Your instructions:
Find each line with the word "huic" and copy it.

Dataset excerpts:

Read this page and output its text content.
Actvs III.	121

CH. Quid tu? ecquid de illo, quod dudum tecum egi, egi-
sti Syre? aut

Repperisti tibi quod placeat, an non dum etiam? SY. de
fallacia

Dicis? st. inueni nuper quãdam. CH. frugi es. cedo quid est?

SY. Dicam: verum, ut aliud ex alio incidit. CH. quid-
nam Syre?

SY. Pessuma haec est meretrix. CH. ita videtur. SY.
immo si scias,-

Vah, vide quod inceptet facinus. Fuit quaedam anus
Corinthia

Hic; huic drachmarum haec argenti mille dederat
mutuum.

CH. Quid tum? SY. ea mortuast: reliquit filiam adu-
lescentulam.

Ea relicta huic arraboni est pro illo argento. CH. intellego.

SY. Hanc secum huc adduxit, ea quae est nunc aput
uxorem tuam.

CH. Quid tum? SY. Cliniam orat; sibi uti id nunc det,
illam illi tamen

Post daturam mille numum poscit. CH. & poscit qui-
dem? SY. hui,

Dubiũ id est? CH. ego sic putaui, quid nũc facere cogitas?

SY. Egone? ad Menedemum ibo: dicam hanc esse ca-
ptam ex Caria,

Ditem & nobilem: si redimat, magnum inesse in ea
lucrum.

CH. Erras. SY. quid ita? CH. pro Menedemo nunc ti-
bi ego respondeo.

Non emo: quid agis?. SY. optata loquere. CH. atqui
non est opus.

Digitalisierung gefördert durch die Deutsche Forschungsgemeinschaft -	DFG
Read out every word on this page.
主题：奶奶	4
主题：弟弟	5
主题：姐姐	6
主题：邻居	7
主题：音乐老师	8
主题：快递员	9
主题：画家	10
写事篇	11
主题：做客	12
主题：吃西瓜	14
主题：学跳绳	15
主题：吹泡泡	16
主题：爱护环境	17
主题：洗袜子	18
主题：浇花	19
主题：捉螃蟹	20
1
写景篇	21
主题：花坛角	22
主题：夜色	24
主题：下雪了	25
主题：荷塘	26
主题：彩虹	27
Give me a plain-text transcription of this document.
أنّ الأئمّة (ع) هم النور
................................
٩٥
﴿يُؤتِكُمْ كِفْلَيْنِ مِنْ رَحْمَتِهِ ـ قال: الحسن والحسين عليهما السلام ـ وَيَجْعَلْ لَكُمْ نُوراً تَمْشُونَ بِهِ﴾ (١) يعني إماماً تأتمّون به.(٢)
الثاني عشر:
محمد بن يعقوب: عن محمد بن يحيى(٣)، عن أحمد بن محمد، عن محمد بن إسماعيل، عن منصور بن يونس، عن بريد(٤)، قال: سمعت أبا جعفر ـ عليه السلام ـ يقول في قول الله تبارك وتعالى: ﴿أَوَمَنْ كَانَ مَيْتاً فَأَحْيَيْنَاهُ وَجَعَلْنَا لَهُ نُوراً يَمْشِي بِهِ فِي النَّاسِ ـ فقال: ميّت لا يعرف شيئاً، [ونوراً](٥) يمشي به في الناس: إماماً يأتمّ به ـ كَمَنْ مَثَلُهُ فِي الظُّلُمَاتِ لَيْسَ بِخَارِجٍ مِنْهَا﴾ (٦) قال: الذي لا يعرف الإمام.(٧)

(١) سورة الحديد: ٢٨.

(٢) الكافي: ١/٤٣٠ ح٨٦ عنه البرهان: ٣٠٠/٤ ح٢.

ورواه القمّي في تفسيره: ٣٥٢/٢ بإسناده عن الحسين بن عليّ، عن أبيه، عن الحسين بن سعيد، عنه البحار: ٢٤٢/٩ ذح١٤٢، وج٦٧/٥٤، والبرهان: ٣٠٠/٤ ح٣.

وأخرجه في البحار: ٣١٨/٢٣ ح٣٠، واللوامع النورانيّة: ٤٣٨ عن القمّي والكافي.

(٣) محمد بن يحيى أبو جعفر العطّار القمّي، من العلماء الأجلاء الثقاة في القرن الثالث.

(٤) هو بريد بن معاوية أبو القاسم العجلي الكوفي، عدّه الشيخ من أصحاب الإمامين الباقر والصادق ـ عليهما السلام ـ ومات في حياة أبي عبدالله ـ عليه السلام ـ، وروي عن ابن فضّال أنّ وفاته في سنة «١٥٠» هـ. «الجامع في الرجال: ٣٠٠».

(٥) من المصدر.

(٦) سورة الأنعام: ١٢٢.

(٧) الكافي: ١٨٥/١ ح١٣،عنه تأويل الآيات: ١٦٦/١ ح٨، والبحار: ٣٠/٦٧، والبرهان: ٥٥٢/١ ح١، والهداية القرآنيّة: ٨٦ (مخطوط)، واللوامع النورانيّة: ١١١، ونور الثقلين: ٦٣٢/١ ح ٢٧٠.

Expected answer:
Hic; huic drachmarum haec argenti mille dederat
Ea relicta huic arraboni est pro illo argento. CH. intellego.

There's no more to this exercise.